*What the exercise asks*
Count lines, not occurrences: report how many lines in the records hold the string "poor", and nothing else.

*Record excerpts*
⁂

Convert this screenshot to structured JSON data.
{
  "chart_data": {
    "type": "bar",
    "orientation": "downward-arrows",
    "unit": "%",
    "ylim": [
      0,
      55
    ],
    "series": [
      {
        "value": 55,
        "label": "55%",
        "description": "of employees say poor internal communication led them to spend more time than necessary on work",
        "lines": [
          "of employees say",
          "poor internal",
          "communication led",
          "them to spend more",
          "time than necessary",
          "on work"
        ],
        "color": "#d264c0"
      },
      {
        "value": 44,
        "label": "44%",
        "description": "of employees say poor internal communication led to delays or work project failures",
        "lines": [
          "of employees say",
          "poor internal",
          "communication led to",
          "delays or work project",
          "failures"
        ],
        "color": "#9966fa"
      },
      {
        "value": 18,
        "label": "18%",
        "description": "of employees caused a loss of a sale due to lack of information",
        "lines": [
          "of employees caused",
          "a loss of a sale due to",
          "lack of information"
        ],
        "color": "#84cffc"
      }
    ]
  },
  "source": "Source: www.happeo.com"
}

⁂

*Solution below*
4